= Request =
Pull out every line containing the string "verkauft".

= Records for this task =
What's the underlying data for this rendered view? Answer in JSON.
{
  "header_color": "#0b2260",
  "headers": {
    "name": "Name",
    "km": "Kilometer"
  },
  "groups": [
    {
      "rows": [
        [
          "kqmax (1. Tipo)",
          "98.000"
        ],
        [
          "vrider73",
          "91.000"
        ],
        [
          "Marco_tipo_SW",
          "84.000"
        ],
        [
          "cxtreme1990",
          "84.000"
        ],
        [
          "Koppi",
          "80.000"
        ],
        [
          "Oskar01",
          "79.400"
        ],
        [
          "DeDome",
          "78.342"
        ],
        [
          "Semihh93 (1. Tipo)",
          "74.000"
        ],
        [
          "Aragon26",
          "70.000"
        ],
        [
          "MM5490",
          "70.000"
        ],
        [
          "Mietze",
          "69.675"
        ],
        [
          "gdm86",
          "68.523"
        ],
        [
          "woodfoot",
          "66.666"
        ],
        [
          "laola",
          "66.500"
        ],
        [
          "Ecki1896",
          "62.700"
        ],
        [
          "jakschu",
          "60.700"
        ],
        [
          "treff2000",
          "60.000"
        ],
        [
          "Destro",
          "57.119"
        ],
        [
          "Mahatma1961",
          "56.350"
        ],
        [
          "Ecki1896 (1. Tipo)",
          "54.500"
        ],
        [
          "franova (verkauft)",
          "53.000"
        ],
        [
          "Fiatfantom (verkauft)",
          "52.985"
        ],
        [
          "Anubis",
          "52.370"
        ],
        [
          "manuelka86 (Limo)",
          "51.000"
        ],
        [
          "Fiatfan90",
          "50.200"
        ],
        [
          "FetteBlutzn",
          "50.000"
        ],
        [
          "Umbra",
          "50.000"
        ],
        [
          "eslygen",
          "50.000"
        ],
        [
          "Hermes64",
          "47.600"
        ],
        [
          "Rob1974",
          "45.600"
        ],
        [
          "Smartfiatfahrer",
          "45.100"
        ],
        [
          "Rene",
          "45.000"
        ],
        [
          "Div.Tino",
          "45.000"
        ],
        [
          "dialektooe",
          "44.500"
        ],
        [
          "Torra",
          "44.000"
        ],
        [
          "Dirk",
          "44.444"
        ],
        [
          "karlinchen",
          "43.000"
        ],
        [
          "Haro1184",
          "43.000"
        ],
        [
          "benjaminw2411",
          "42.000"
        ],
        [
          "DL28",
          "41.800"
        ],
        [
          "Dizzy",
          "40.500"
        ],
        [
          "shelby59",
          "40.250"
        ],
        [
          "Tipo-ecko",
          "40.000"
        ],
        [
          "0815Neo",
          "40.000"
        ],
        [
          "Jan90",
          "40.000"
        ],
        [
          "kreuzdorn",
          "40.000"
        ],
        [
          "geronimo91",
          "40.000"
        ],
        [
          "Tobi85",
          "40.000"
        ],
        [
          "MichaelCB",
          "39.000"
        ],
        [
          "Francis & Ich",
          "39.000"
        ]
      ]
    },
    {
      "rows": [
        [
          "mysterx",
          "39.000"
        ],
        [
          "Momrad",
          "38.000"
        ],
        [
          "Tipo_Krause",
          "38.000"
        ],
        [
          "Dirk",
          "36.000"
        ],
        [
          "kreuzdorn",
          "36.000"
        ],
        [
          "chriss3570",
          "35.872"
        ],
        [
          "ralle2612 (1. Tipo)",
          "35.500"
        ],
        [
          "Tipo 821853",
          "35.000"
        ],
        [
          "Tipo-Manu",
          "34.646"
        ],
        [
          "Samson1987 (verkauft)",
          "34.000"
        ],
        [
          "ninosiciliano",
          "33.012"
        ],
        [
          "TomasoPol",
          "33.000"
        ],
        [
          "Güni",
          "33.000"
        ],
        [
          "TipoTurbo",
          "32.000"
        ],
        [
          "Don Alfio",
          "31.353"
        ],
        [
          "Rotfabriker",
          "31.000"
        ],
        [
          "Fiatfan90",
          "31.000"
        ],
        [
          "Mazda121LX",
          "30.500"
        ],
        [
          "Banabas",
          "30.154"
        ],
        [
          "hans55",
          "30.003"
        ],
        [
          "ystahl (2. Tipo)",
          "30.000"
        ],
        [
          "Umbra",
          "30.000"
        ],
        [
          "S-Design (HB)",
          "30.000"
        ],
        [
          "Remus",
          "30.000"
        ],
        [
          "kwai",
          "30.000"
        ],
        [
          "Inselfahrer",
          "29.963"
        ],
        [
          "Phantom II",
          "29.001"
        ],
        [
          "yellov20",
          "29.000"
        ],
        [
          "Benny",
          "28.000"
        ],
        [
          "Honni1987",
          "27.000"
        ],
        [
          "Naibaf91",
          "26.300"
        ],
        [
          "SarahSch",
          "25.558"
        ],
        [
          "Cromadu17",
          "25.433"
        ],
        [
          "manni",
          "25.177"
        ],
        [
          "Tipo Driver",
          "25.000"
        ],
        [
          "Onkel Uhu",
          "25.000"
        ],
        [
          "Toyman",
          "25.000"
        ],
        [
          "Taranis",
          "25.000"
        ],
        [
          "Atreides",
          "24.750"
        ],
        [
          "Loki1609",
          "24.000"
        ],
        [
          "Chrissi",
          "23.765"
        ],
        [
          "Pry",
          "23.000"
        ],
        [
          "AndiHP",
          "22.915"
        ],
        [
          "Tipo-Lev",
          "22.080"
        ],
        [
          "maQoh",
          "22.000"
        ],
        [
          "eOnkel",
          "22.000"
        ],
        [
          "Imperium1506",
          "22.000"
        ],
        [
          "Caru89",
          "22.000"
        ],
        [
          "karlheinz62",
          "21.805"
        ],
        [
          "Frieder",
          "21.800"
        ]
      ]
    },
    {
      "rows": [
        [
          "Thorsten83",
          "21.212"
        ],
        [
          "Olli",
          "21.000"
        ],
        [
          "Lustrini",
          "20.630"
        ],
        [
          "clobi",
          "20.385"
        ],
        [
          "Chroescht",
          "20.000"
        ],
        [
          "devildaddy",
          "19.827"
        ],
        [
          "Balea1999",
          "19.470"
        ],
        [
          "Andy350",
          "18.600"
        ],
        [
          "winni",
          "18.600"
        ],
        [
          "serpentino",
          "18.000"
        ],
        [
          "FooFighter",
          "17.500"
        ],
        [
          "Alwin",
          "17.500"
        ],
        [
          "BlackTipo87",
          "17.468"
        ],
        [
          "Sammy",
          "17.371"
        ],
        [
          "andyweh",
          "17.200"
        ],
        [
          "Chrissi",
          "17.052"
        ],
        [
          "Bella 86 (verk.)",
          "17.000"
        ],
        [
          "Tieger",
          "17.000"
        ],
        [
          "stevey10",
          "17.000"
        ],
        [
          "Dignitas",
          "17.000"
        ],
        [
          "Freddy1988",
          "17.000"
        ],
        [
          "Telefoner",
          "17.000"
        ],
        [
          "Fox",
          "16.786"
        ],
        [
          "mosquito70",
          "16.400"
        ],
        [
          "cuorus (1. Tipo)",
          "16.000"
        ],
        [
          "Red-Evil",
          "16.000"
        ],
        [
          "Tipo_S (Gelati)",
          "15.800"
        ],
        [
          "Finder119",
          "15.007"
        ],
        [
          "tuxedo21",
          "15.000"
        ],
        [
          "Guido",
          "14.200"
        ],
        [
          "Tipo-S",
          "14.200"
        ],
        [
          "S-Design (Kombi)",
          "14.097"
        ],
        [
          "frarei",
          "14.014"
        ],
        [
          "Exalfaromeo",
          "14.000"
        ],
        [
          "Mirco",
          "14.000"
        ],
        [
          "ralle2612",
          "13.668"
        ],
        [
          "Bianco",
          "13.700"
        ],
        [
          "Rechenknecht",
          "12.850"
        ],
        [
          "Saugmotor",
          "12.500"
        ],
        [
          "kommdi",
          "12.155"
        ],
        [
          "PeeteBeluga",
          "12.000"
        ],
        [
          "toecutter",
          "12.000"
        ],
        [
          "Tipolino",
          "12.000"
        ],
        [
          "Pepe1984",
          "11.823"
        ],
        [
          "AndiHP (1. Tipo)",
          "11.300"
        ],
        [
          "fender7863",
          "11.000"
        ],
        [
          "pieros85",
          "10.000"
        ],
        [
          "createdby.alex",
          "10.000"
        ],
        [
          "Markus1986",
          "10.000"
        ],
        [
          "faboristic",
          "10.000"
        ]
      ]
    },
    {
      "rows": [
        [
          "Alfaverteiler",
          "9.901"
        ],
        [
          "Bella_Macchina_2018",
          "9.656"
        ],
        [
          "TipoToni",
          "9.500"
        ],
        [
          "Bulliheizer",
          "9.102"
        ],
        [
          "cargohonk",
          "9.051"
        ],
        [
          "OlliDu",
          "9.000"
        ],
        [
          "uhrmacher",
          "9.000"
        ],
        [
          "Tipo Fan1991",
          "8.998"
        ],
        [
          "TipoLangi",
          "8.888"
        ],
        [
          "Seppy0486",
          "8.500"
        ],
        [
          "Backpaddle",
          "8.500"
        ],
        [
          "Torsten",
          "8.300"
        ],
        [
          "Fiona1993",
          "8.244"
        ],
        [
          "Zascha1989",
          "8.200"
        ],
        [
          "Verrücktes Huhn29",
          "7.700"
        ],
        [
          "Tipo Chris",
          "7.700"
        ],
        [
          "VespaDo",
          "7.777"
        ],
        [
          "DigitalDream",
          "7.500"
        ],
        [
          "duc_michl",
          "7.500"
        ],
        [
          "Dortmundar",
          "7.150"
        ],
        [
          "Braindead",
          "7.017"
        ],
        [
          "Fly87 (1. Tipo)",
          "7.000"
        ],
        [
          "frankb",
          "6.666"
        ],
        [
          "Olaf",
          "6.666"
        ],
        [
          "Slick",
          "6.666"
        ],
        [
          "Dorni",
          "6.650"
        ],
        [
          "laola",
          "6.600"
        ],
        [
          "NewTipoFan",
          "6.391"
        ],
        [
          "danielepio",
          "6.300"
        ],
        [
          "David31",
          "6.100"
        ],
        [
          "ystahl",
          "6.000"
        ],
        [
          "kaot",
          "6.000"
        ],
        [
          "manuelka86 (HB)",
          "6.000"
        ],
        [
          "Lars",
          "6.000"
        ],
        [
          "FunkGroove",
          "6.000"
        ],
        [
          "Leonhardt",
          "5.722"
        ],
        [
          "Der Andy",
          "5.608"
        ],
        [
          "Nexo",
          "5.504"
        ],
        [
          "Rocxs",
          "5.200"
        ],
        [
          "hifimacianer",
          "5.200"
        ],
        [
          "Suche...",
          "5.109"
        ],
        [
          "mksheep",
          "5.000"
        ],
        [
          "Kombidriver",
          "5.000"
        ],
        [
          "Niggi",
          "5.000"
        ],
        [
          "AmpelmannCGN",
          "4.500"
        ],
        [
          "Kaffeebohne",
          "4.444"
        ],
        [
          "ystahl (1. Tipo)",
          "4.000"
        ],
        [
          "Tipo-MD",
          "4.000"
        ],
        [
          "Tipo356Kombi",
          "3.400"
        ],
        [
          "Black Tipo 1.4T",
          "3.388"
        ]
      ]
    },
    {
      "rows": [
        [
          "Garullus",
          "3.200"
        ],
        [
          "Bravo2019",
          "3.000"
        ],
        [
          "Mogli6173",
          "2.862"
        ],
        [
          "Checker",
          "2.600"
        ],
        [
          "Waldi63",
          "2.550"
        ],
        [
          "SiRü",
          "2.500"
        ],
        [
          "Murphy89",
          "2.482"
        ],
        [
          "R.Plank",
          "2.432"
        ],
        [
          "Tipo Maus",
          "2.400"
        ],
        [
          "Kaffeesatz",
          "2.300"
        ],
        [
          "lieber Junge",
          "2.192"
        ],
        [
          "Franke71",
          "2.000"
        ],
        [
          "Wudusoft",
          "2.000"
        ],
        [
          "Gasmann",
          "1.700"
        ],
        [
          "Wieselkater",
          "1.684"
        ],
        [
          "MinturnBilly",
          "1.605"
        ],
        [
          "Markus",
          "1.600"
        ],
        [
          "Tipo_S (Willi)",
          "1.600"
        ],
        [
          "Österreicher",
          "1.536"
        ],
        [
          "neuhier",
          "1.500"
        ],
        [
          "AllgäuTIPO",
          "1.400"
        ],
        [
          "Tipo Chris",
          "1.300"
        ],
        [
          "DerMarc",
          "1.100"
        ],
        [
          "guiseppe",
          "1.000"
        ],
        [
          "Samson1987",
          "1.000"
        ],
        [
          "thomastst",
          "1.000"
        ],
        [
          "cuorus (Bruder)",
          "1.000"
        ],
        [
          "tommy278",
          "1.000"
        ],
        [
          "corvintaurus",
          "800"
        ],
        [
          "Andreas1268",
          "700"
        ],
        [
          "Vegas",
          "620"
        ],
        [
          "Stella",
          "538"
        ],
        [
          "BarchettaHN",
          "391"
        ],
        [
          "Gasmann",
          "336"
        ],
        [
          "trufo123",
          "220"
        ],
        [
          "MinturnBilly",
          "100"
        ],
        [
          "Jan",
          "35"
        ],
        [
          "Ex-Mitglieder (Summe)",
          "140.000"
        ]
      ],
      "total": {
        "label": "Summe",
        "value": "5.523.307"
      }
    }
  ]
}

= Answer to the exercise =
          "franova (verkauft)",
          "Fiatfantom (verkauft)",
          "Samson1987 (verkauft)",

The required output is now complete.